Job = Pictures don't belong in the copy; print all the records exactly.

(Dataset records on visual material)
------------------------------

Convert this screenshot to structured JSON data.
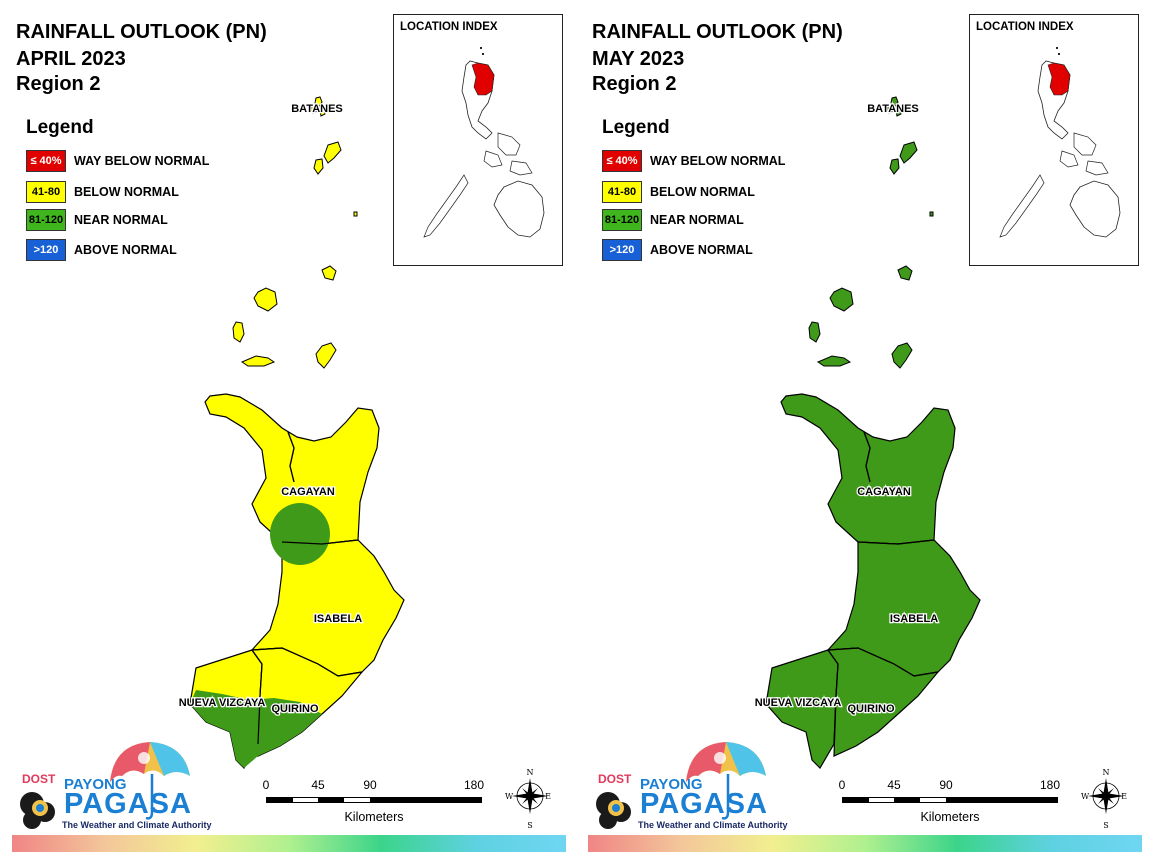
{
  "maps": [
    {
      "title": "RAINFALL OUTLOOK (PN)",
      "month": "APRIL 2023",
      "region": "Region 2",
      "fills": {
        "batanes": "#ffff00",
        "islands": "#ffff00",
        "cagayan": "#ffff00",
        "isabela": "#ffff00",
        "quirino": "#ffff00",
        "nueva_vizcaya": "#ffff00"
      },
      "patches": true
    },
    {
      "title": "RAINFALL OUTLOOK (PN)",
      "month": "MAY 2023",
      "region": "Region 2",
      "fills": {
        "batanes": "#3f9a1a",
        "islands": "#3f9a1a",
        "cagayan": "#3f9a1a",
        "isabela": "#3f9a1a",
        "quirino": "#3f9a1a",
        "nueva_vizcaya": "#3f9a1a"
      },
      "patches": false
    }
  ],
  "legend": {
    "title": "Legend",
    "items": [
      {
        "range": "≤ 40%",
        "label": "WAY BELOW NORMAL",
        "color": "#e00000",
        "text_color": "#ffffff"
      },
      {
        "range": "41-80",
        "label": "BELOW NORMAL",
        "color": "#ffff00",
        "text_color": "#000000"
      },
      {
        "range": "81-120",
        "label": "NEAR NORMAL",
        "color": "#3fb51e",
        "text_color": "#000000"
      },
      {
        "range": ">120",
        "label": "ABOVE NORMAL",
        "color": "#1760d6",
        "text_color": "#ffffff"
      }
    ]
  },
  "provinces": {
    "batanes": "BATANES",
    "cagayan": "CAGAYAN",
    "isabela": "ISABELA",
    "nueva_vizcaya": "NUEVA VIZCAYA",
    "quirino": "QUIRINO"
  },
  "inset": {
    "label": "LOCATION INDEX",
    "highlight_color": "#e00000"
  },
  "scale": {
    "ticks": [
      "0",
      "45",
      "90",
      "180"
    ],
    "unit": "Kilometers"
  },
  "compass": {
    "n": "N",
    "s": "S",
    "e": "E",
    "w": "W"
  },
  "logo": {
    "dost": "DOST",
    "payong": "PAYONG",
    "pagasa": "PAGASA",
    "tagline": "The Weather and Climate Authority"
  }
}
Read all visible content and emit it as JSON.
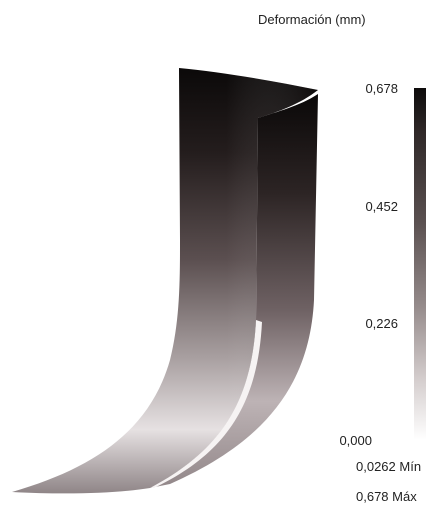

------------------------------

Solution to the exercise =
Convert this screenshot to structured JSON data.
{
  "maps": [
    {
      "title": "RAINFALL OUTLOOK (PN)",
      "month": "APRIL 2023",
      "region": "Region 2",
      "fills": {
        "batanes": "#ffff00",
        "islands": "#ffff00",
        "cagayan": "#ffff00",
        "isabela": "#ffff00",
        "quirino": "#ffff00",
        "nueva_vizcaya": "#ffff00"
      },
      "patches": true
    },
    {
      "title": "RAINFALL OUTLOOK (PN)",
      "month": "MAY 2023",
      "region": "Region 2",
      "fills": {
        "batanes": "#3f9a1a",
        "islands": "#3f9a1a",
        "cagayan": "#3f9a1a",
        "isabela": "#3f9a1a",
        "quirino": "#3f9a1a",
        "nueva_vizcaya": "#3f9a1a"
      },
      "patches": false
    }
  ],
  "legend": {
    "title": "Legend",
    "items": [
      {
        "range": "≤ 40%",
        "label": "WAY BELOW NORMAL",
        "color": "#e00000",
        "text_color": "#ffffff"
      },
      {
        "range": "41-80",
        "label": "BELOW NORMAL",
        "color": "#ffff00",
        "text_color": "#000000"
      },
      {
        "range": "81-120",
        "label": "NEAR NORMAL",
        "color": "#3fb51e",
        "text_color": "#000000"
      },
      {
        "range": ">120",
        "label": "ABOVE NORMAL",
        "color": "#1760d6",
        "text_color": "#ffffff"
      }
    ]
  },
  "provinces": {
    "batanes": "BATANES",
    "cagayan": "CAGAYAN",
    "isabela": "ISABELA",
    "nueva_vizcaya": "NUEVA VIZCAYA",
    "quirino": "QUIRINO"
  },
  "inset": {
    "label": "LOCATION INDEX",
    "highlight_color": "#e00000"
  },
  "scale": {
    "ticks": [
      "0",
      "45",
      "90",
      "180"
    ],
    "unit": "Kilometers"
  },
  "compass": {
    "n": "N",
    "s": "S",
    "e": "E",
    "w": "W"
  },
  "logo": {
    "dost": "DOST",
    "payong": "PAYONG",
    "pagasa": "PAGASA",
    "tagline": "The Weather and Climate Authority"
  }
}
Read all visible content and emit it as JSON.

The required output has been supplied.